[Start DATA]

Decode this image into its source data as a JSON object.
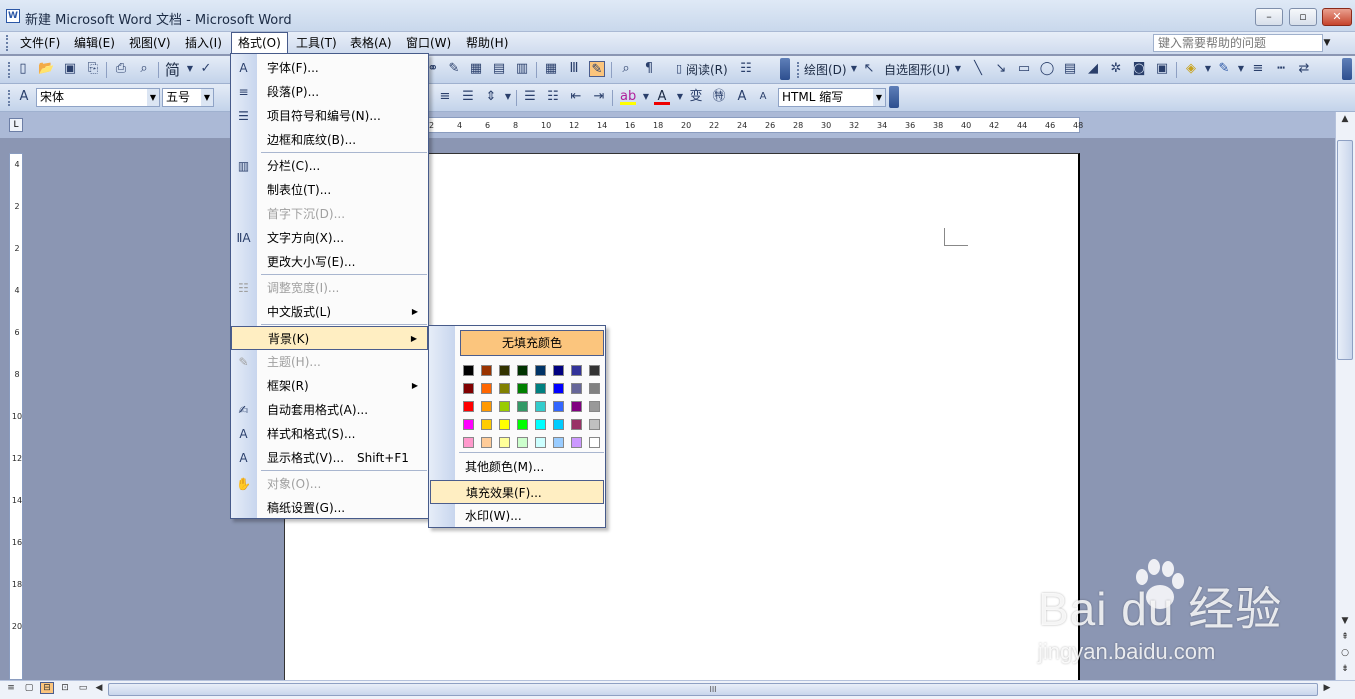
{
  "window": {
    "app_icon": "W",
    "title": "新建 Microsoft Word 文档 - Microsoft Word",
    "buttons": {
      "minimize": "–",
      "restore": "▫",
      "close": "✕"
    }
  },
  "menubar": {
    "items": [
      "文件(F)",
      "编辑(E)",
      "视图(V)",
      "插入(I)",
      "格式(O)",
      "工具(T)",
      "表格(A)",
      "窗口(W)",
      "帮助(H)"
    ],
    "help_placeholder": "键入需要帮助的问题",
    "help_arrow": "▼"
  },
  "toolbar1": {
    "simplified_label": "简",
    "read_label": "阅读(R)",
    "draw_label": "绘图(D)",
    "autoshape_label": "自选图形(U)"
  },
  "toolbar2": {
    "font_name": "宋体",
    "font_size": "五号",
    "style_name": "HTML 缩写"
  },
  "ruler": {
    "h_ticks": [
      "2",
      "4",
      "6",
      "8",
      "10",
      "12",
      "14",
      "16",
      "18",
      "20",
      "22",
      "24",
      "26",
      "28",
      "30",
      "32",
      "34",
      "36",
      "38",
      "40",
      "42",
      "44",
      "46",
      "48"
    ],
    "v_ticks": [
      "4",
      "2",
      "2",
      "4",
      "6",
      "8",
      "10",
      "12",
      "14",
      "16",
      "18",
      "20"
    ],
    "corner_glyph": "L"
  },
  "format_menu": {
    "items": [
      {
        "label": "字体(F)...",
        "icon": "A",
        "enabled": true
      },
      {
        "label": "段落(P)...",
        "icon": "≡",
        "enabled": true
      },
      {
        "label": "项目符号和编号(N)...",
        "icon": "☰",
        "enabled": true
      },
      {
        "label": "边框和底纹(B)...",
        "icon": "",
        "enabled": true
      },
      {
        "label": "分栏(C)...",
        "icon": "▥",
        "enabled": true
      },
      {
        "label": "制表位(T)...",
        "icon": "",
        "enabled": true
      },
      {
        "label": "首字下沉(D)...",
        "icon": "",
        "enabled": false
      },
      {
        "label": "文字方向(X)...",
        "icon": "ⅡA",
        "enabled": true
      },
      {
        "label": "更改大小写(E)...",
        "icon": "",
        "enabled": true
      },
      {
        "label": "调整宽度(I)...",
        "icon": "☷",
        "enabled": false
      },
      {
        "label": "中文版式(L)",
        "icon": "",
        "enabled": true,
        "submenu": true
      },
      {
        "label": "背景(K)",
        "icon": "",
        "enabled": true,
        "submenu": true,
        "highlighted": true
      },
      {
        "label": "主题(H)...",
        "icon": "✎",
        "enabled": false
      },
      {
        "label": "框架(R)",
        "icon": "",
        "enabled": true,
        "submenu": true
      },
      {
        "label": "自动套用格式(A)...",
        "icon": "✍",
        "enabled": true
      },
      {
        "label": "样式和格式(S)...",
        "icon": "A",
        "enabled": true
      },
      {
        "label": "显示格式(V)...",
        "icon": "A",
        "enabled": true,
        "shortcut": "Shift+F1"
      },
      {
        "label": "对象(O)...",
        "icon": "✋",
        "enabled": false
      },
      {
        "label": "稿纸设置(G)...",
        "icon": "",
        "enabled": true
      }
    ],
    "submenu_arrow": "▶"
  },
  "background_menu": {
    "no_fill_label": "无填充颜色",
    "colors": [
      [
        "#000000",
        "#993300",
        "#333300",
        "#003300",
        "#003366",
        "#000080",
        "#333399",
        "#333333"
      ],
      [
        "#800000",
        "#FF6600",
        "#808000",
        "#008000",
        "#008080",
        "#0000FF",
        "#666699",
        "#808080"
      ],
      [
        "#FF0000",
        "#FF9900",
        "#99CC00",
        "#339966",
        "#33CCCC",
        "#3366FF",
        "#800080",
        "#999999"
      ],
      [
        "#FF00FF",
        "#FFCC00",
        "#FFFF00",
        "#00FF00",
        "#00FFFF",
        "#00CCFF",
        "#993366",
        "#C0C0C0"
      ],
      [
        "#FF99CC",
        "#FFCC99",
        "#FFFF99",
        "#CCFFCC",
        "#CCFFFF",
        "#99CCFF",
        "#CC99FF",
        "#FFFFFF"
      ]
    ],
    "more_colors_label": "其他颜色(M)...",
    "fill_effects_label": "填充效果(F)...",
    "watermark_label": "水印(W)..."
  },
  "scrollbar": {
    "up": "▲",
    "down": "▼",
    "left": "◀",
    "right": "▶",
    "grip": "III",
    "prev_page": "⇞",
    "browse": "○",
    "next_page": "⇟"
  },
  "view_buttons": [
    "≡",
    "▢",
    "⊟",
    "⊡"
  ],
  "watermark": {
    "brand": "Bai du 经验",
    "url": "jingyan.baidu.com"
  }
}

[End DATA]

Ignore the images and quote every line of the listing exactly.

Decode this image into its source data as a JSON object.
{
  "window": {
    "app_icon": "W",
    "title": "新建 Microsoft Word 文档 - Microsoft Word",
    "buttons": {
      "minimize": "–",
      "restore": "▫",
      "close": "✕"
    }
  },
  "menubar": {
    "items": [
      "文件(F)",
      "编辑(E)",
      "视图(V)",
      "插入(I)",
      "格式(O)",
      "工具(T)",
      "表格(A)",
      "窗口(W)",
      "帮助(H)"
    ],
    "help_placeholder": "键入需要帮助的问题",
    "help_arrow": "▼"
  },
  "toolbar1": {
    "simplified_label": "简",
    "read_label": "阅读(R)",
    "draw_label": "绘图(D)",
    "autoshape_label": "自选图形(U)"
  },
  "toolbar2": {
    "font_name": "宋体",
    "font_size": "五号",
    "style_name": "HTML 缩写"
  },
  "ruler": {
    "h_ticks": [
      "2",
      "4",
      "6",
      "8",
      "10",
      "12",
      "14",
      "16",
      "18",
      "20",
      "22",
      "24",
      "26",
      "28",
      "30",
      "32",
      "34",
      "36",
      "38",
      "40",
      "42",
      "44",
      "46",
      "48"
    ],
    "v_ticks": [
      "4",
      "2",
      "2",
      "4",
      "6",
      "8",
      "10",
      "12",
      "14",
      "16",
      "18",
      "20"
    ],
    "corner_glyph": "L"
  },
  "format_menu": {
    "items": [
      {
        "label": "字体(F)...",
        "icon": "A",
        "enabled": true
      },
      {
        "label": "段落(P)...",
        "icon": "≡",
        "enabled": true
      },
      {
        "label": "项目符号和编号(N)...",
        "icon": "☰",
        "enabled": true
      },
      {
        "label": "边框和底纹(B)...",
        "icon": "",
        "enabled": true
      },
      {
        "label": "分栏(C)...",
        "icon": "▥",
        "enabled": true
      },
      {
        "label": "制表位(T)...",
        "icon": "",
        "enabled": true
      },
      {
        "label": "首字下沉(D)...",
        "icon": "",
        "enabled": false
      },
      {
        "label": "文字方向(X)...",
        "icon": "ⅡA",
        "enabled": true
      },
      {
        "label": "更改大小写(E)...",
        "icon": "",
        "enabled": true
      },
      {
        "label": "调整宽度(I)...",
        "icon": "☷",
        "enabled": false
      },
      {
        "label": "中文版式(L)",
        "icon": "",
        "enabled": true,
        "submenu": true
      },
      {
        "label": "背景(K)",
        "icon": "",
        "enabled": true,
        "submenu": true,
        "highlighted": true
      },
      {
        "label": "主题(H)...",
        "icon": "✎",
        "enabled": false
      },
      {
        "label": "框架(R)",
        "icon": "",
        "enabled": true,
        "submenu": true
      },
      {
        "label": "自动套用格式(A)...",
        "icon": "✍",
        "enabled": true
      },
      {
        "label": "样式和格式(S)...",
        "icon": "A",
        "enabled": true
      },
      {
        "label": "显示格式(V)...",
        "icon": "A",
        "enabled": true,
        "shortcut": "Shift+F1"
      },
      {
        "label": "对象(O)...",
        "icon": "✋",
        "enabled": false
      },
      {
        "label": "稿纸设置(G)...",
        "icon": "",
        "enabled": true
      }
    ],
    "submenu_arrow": "▶"
  },
  "background_menu": {
    "no_fill_label": "无填充颜色",
    "colors": [
      [
        "#000000",
        "#993300",
        "#333300",
        "#003300",
        "#003366",
        "#000080",
        "#333399",
        "#333333"
      ],
      [
        "#800000",
        "#FF6600",
        "#808000",
        "#008000",
        "#008080",
        "#0000FF",
        "#666699",
        "#808080"
      ],
      [
        "#FF0000",
        "#FF9900",
        "#99CC00",
        "#339966",
        "#33CCCC",
        "#3366FF",
        "#800080",
        "#999999"
      ],
      [
        "#FF00FF",
        "#FFCC00",
        "#FFFF00",
        "#00FF00",
        "#00FFFF",
        "#00CCFF",
        "#993366",
        "#C0C0C0"
      ],
      [
        "#FF99CC",
        "#FFCC99",
        "#FFFF99",
        "#CCFFCC",
        "#CCFFFF",
        "#99CCFF",
        "#CC99FF",
        "#FFFFFF"
      ]
    ],
    "more_colors_label": "其他颜色(M)...",
    "fill_effects_label": "填充效果(F)...",
    "watermark_label": "水印(W)..."
  },
  "scrollbar": {
    "up": "▲",
    "down": "▼",
    "left": "◀",
    "right": "▶",
    "grip": "III",
    "prev_page": "⇞",
    "browse": "○",
    "next_page": "⇟"
  },
  "view_buttons": [
    "≡",
    "▢",
    "⊟",
    "⊡"
  ],
  "watermark": {
    "brand": "Bai du 经验",
    "url": "jingyan.baidu.com"
  }
}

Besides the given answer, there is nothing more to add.